Recorded data
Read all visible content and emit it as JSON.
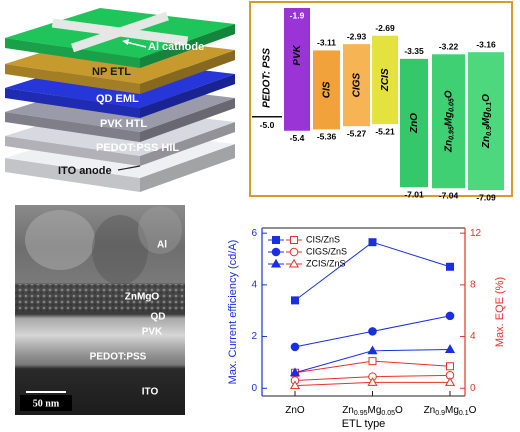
{
  "device_stack": {
    "top_label": "Al cathode",
    "layers": [
      {
        "label": "NP ETL",
        "color": "#1fc45a"
      },
      {
        "label": "QD EML",
        "color": "#c79a2e"
      },
      {
        "label": "PVK HTL",
        "color": "#2636d8"
      },
      {
        "label": "PEDOT:PSS HIL",
        "color": "#9b9aa8"
      },
      {
        "label": "ITO anode",
        "color": "#d8d8e0"
      }
    ]
  },
  "energy_levels": {
    "pedot": {
      "name": "PEDOT: PSS",
      "level": -5.0,
      "level_label": "-5.0"
    },
    "materials": [
      {
        "name": "PVK",
        "lumo": -1.9,
        "homo": -5.4,
        "color": "#9a34d6"
      },
      {
        "name": "CIS",
        "lumo": -3.11,
        "homo": -5.36,
        "color": "#f2a23a"
      },
      {
        "name": "CIGS",
        "lumo": -2.93,
        "homo": -5.27,
        "color": "#f6b454"
      },
      {
        "name": "ZCIS",
        "lumo": -2.69,
        "homo": -5.21,
        "color": "#e4e23e"
      },
      {
        "name": "ZnO",
        "lumo": -3.35,
        "homo": -7.01,
        "color": "#35c86a"
      },
      {
        "name": "Zn0.95Mg0.05O",
        "lumo": -3.22,
        "homo": -7.04,
        "color": "#3fd074"
      },
      {
        "name": "Zn0.9Mg0.1O",
        "lumo": -3.16,
        "homo": -7.09,
        "color": "#4ed87e"
      }
    ]
  },
  "tem": {
    "labels": [
      "Al",
      "ZnMgO",
      "QD",
      "PVK",
      "PEDOT:PSS",
      "ITO"
    ],
    "scale_bar": "50 nm"
  },
  "chart_data": {
    "type": "line",
    "categories": [
      "ZnO",
      "Zn0.95Mg0.05O",
      "Zn0.9Mg0.1O"
    ],
    "x_label": "ETL type",
    "y_label": "Max. Current efficiency (cd/A)",
    "y2_label": "Max. EQE (%)",
    "ylim": [
      -0.3,
      6.2
    ],
    "yticks": [
      0,
      2,
      4,
      6
    ],
    "y2lim": [
      -0.6,
      12.4
    ],
    "y2ticks": [
      0,
      4,
      8,
      12
    ],
    "y_color": "#1a2fe0",
    "y2_color": "#e8302c",
    "series": [
      {
        "name": "CIS/ZnS",
        "marker": "square",
        "values": [
          3.4,
          5.65,
          4.7
        ],
        "y2_values": [
          1.2,
          2.1,
          1.7
        ]
      },
      {
        "name": "CIGS/ZnS",
        "marker": "circle",
        "values": [
          1.6,
          2.2,
          2.8
        ],
        "y2_values": [
          0.6,
          0.9,
          1.0
        ]
      },
      {
        "name": "ZCIS/ZnS",
        "marker": "triangle",
        "values": [
          0.6,
          1.45,
          1.5
        ],
        "y2_values": [
          0.2,
          0.45,
          0.45
        ]
      }
    ]
  }
}
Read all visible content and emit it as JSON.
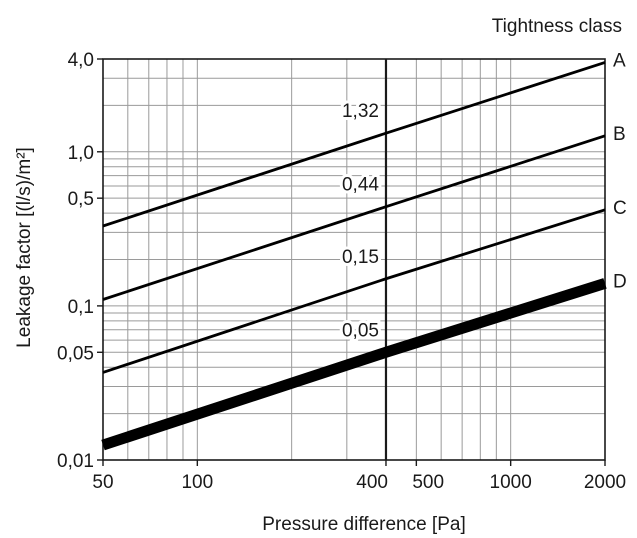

Short task
Repeat the material exactly as it reads, without any of its pictures.

Solution for this exercise
Read all visible content and emit it as JSON.
{
  "device_stack": {
    "top_label": "Al cathode",
    "layers": [
      {
        "label": "NP ETL",
        "color": "#1fc45a"
      },
      {
        "label": "QD EML",
        "color": "#c79a2e"
      },
      {
        "label": "PVK HTL",
        "color": "#2636d8"
      },
      {
        "label": "PEDOT:PSS HIL",
        "color": "#9b9aa8"
      },
      {
        "label": "ITO anode",
        "color": "#d8d8e0"
      }
    ]
  },
  "energy_levels": {
    "pedot": {
      "name": "PEDOT: PSS",
      "level": -5.0,
      "level_label": "-5.0"
    },
    "materials": [
      {
        "name": "PVK",
        "lumo": -1.9,
        "homo": -5.4,
        "color": "#9a34d6"
      },
      {
        "name": "CIS",
        "lumo": -3.11,
        "homo": -5.36,
        "color": "#f2a23a"
      },
      {
        "name": "CIGS",
        "lumo": -2.93,
        "homo": -5.27,
        "color": "#f6b454"
      },
      {
        "name": "ZCIS",
        "lumo": -2.69,
        "homo": -5.21,
        "color": "#e4e23e"
      },
      {
        "name": "ZnO",
        "lumo": -3.35,
        "homo": -7.01,
        "color": "#35c86a"
      },
      {
        "name": "Zn0.95Mg0.05O",
        "lumo": -3.22,
        "homo": -7.04,
        "color": "#3fd074"
      },
      {
        "name": "Zn0.9Mg0.1O",
        "lumo": -3.16,
        "homo": -7.09,
        "color": "#4ed87e"
      }
    ]
  },
  "tem": {
    "labels": [
      "Al",
      "ZnMgO",
      "QD",
      "PVK",
      "PEDOT:PSS",
      "ITO"
    ],
    "scale_bar": "50 nm"
  },
  "chart_data": {
    "type": "line",
    "categories": [
      "ZnO",
      "Zn0.95Mg0.05O",
      "Zn0.9Mg0.1O"
    ],
    "x_label": "ETL type",
    "y_label": "Max. Current efficiency (cd/A)",
    "y2_label": "Max. EQE (%)",
    "ylim": [
      -0.3,
      6.2
    ],
    "yticks": [
      0,
      2,
      4,
      6
    ],
    "y2lim": [
      -0.6,
      12.4
    ],
    "y2ticks": [
      0,
      4,
      8,
      12
    ],
    "y_color": "#1a2fe0",
    "y2_color": "#e8302c",
    "series": [
      {
        "name": "CIS/ZnS",
        "marker": "square",
        "values": [
          3.4,
          5.65,
          4.7
        ],
        "y2_values": [
          1.2,
          2.1,
          1.7
        ]
      },
      {
        "name": "CIGS/ZnS",
        "marker": "circle",
        "values": [
          1.6,
          2.2,
          2.8
        ],
        "y2_values": [
          0.6,
          0.9,
          1.0
        ]
      },
      {
        "name": "ZCIS/ZnS",
        "marker": "triangle",
        "values": [
          0.6,
          1.45,
          1.5
        ],
        "y2_values": [
          0.2,
          0.45,
          0.45
        ]
      }
    ]
  }
}
Read all visible content and emit it as JSON.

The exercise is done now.